SHORT EXERCISE | Gather from the material every line that contains the string "JSON".

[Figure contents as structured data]
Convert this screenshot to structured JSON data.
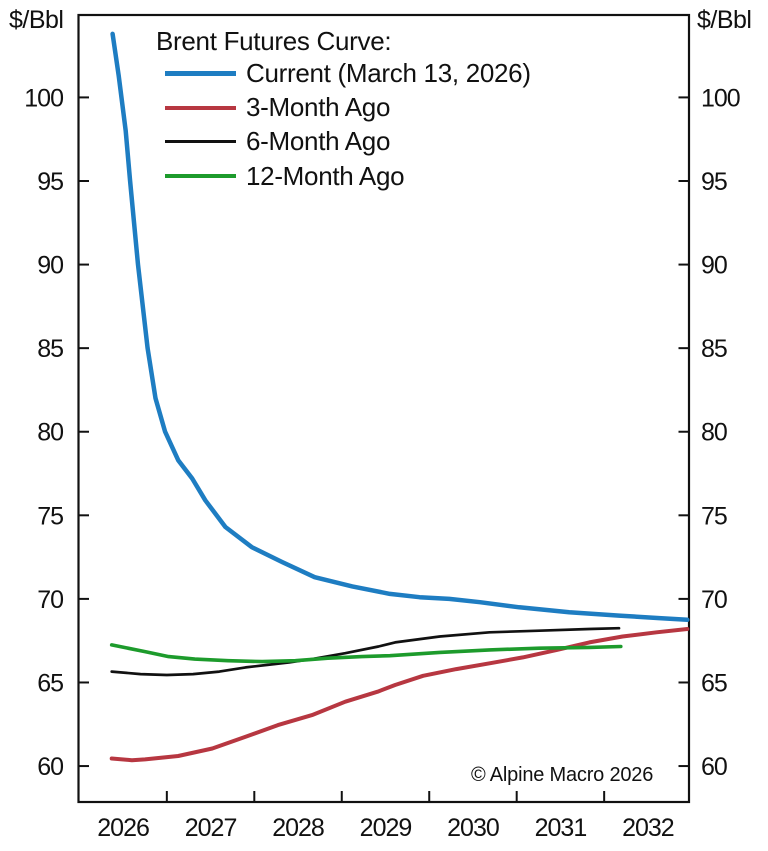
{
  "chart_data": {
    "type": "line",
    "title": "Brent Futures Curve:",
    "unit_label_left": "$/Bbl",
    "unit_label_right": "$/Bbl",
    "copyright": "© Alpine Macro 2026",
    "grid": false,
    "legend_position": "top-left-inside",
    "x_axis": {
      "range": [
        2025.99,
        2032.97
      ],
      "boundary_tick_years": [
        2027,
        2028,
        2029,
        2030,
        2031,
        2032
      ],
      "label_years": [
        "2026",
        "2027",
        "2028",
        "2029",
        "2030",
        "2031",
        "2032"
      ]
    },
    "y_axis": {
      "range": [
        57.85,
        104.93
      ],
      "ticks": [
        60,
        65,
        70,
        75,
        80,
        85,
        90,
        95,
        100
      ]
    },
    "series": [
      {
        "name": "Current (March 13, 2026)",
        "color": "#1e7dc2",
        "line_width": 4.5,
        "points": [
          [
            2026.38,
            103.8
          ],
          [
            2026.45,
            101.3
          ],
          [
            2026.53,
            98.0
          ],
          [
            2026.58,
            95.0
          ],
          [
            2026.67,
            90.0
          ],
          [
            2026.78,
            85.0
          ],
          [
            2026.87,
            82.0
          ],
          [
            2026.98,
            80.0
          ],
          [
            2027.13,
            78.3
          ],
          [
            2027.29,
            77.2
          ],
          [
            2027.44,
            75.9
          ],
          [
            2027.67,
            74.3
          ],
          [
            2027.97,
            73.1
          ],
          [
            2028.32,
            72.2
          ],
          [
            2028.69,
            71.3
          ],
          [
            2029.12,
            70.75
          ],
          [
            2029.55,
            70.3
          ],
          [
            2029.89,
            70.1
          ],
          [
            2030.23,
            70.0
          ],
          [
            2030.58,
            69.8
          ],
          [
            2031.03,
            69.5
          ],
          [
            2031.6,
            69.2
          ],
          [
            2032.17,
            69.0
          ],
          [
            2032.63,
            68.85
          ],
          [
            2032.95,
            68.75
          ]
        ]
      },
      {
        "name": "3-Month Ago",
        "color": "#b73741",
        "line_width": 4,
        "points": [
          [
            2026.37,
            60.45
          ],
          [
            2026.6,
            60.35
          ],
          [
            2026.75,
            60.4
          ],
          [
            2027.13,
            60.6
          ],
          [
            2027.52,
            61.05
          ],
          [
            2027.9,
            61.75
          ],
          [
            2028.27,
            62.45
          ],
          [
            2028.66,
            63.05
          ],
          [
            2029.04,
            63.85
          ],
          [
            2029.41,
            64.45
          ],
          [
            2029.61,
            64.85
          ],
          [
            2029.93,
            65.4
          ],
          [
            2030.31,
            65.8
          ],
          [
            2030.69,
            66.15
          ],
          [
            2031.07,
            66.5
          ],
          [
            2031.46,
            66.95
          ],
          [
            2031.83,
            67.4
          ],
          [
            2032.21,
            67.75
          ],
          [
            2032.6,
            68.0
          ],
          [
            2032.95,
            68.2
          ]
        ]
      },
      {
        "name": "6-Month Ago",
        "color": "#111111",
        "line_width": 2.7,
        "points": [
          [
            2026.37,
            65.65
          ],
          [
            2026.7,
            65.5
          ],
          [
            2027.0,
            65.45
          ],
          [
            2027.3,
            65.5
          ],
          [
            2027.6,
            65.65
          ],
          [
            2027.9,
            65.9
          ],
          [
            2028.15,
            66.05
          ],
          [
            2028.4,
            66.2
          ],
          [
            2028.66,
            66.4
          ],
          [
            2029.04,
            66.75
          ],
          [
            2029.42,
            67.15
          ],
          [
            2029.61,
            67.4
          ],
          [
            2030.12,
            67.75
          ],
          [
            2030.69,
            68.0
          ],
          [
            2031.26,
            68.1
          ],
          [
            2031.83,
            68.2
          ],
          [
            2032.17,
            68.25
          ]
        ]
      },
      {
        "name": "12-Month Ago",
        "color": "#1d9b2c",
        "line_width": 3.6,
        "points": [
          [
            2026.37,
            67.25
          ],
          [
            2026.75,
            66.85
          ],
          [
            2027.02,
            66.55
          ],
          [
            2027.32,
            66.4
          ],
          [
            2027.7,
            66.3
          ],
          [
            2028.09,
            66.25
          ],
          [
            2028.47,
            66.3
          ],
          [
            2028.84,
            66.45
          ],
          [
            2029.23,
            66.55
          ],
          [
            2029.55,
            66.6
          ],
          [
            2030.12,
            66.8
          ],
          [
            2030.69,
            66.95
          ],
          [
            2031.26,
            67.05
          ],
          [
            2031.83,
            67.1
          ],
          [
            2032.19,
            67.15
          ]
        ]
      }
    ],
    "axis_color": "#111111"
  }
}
==
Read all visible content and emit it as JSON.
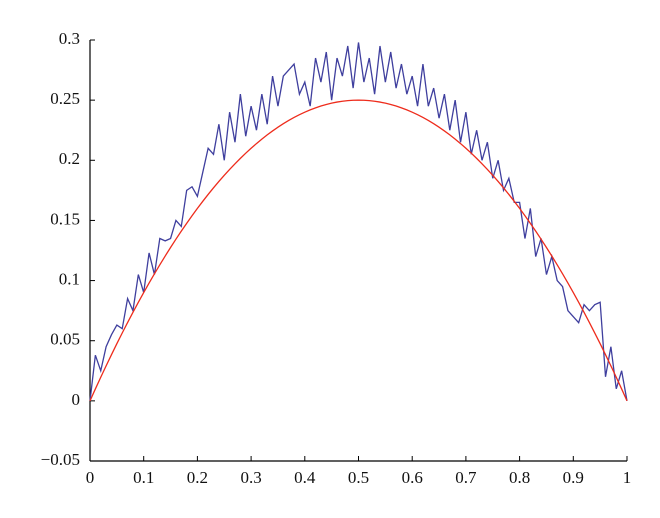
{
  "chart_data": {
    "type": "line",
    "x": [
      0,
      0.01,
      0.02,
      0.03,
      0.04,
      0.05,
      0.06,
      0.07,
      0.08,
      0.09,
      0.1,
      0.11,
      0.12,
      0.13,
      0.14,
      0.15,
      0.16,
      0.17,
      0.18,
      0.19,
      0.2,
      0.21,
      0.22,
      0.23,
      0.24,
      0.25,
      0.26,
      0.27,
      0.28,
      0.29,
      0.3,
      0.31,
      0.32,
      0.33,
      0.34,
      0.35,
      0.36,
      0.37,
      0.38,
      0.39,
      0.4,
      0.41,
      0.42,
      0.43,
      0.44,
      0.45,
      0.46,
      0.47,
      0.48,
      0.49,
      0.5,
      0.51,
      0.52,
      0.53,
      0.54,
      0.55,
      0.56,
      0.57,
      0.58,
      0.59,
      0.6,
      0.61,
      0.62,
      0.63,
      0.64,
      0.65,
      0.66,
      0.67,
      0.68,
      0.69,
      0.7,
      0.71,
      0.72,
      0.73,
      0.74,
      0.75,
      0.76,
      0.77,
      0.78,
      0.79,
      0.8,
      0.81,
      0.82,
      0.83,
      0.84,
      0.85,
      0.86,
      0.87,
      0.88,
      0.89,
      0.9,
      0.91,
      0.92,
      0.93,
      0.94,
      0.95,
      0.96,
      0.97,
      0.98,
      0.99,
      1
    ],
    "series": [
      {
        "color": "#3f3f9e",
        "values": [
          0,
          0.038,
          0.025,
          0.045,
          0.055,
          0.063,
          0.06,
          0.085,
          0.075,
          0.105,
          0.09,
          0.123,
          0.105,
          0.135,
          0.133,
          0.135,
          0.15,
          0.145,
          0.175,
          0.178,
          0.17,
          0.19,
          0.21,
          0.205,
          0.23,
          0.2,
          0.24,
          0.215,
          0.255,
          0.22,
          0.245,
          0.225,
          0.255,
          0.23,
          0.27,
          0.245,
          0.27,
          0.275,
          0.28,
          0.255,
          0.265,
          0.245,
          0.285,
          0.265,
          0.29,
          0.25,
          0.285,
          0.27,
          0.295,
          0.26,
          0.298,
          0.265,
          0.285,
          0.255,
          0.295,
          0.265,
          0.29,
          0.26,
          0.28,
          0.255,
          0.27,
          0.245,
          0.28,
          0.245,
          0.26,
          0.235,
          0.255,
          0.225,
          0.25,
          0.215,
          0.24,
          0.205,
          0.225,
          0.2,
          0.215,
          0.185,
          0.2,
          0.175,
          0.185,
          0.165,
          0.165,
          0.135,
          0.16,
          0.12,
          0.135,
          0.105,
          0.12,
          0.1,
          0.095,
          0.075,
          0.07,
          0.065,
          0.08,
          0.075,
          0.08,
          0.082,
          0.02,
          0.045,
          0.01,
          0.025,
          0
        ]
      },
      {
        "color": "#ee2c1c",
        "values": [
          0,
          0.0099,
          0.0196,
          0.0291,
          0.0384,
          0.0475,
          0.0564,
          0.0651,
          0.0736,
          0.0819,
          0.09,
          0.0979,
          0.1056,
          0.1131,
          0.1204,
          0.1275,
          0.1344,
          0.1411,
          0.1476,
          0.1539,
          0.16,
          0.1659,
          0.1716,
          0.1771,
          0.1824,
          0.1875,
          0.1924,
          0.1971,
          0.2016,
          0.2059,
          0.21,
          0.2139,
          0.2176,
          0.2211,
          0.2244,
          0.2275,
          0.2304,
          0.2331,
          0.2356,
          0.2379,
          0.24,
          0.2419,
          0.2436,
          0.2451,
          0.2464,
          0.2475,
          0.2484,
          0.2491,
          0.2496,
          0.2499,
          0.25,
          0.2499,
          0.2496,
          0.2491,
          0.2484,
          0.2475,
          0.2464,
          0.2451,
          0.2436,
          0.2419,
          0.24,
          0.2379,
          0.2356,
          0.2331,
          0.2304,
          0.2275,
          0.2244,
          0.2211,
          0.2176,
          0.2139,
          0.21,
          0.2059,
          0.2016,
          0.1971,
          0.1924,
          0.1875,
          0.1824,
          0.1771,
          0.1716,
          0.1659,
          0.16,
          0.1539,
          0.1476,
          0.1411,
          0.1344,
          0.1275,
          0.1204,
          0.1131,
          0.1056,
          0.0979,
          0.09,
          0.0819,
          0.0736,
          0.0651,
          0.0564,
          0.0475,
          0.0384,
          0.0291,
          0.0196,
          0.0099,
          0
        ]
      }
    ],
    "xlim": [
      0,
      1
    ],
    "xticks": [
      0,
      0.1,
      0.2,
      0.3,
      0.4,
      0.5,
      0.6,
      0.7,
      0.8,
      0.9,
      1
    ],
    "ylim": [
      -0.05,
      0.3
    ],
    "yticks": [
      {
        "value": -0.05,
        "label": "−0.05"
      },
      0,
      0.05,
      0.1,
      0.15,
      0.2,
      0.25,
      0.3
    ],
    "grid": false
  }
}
--
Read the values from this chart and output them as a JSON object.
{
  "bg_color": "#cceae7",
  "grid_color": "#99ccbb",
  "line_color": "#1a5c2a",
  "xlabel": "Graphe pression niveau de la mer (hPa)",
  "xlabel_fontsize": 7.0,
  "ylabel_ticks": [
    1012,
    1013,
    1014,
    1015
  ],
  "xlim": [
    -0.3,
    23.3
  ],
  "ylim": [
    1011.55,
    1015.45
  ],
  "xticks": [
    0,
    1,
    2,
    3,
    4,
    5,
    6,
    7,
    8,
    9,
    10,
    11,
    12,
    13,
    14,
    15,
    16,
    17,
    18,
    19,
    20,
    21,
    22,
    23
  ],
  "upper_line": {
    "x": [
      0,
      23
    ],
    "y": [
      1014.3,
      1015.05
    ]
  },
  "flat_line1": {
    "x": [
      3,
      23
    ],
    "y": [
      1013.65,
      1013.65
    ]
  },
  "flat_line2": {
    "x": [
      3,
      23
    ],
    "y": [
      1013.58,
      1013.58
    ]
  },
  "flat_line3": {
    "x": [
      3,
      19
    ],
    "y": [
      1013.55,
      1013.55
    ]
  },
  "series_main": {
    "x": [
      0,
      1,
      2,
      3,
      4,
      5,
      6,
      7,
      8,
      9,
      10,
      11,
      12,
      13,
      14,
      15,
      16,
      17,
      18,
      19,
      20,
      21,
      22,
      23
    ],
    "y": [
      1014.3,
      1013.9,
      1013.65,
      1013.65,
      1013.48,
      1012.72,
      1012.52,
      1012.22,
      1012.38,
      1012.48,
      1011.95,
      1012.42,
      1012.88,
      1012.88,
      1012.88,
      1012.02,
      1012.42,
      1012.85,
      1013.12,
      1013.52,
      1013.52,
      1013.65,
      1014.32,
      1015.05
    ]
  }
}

EXERCISE RESULT |
Convert this screenshot to structured JSON data.
Read all visible content and emit it as JSON.
Read the values from this chart and output them as a JSON object.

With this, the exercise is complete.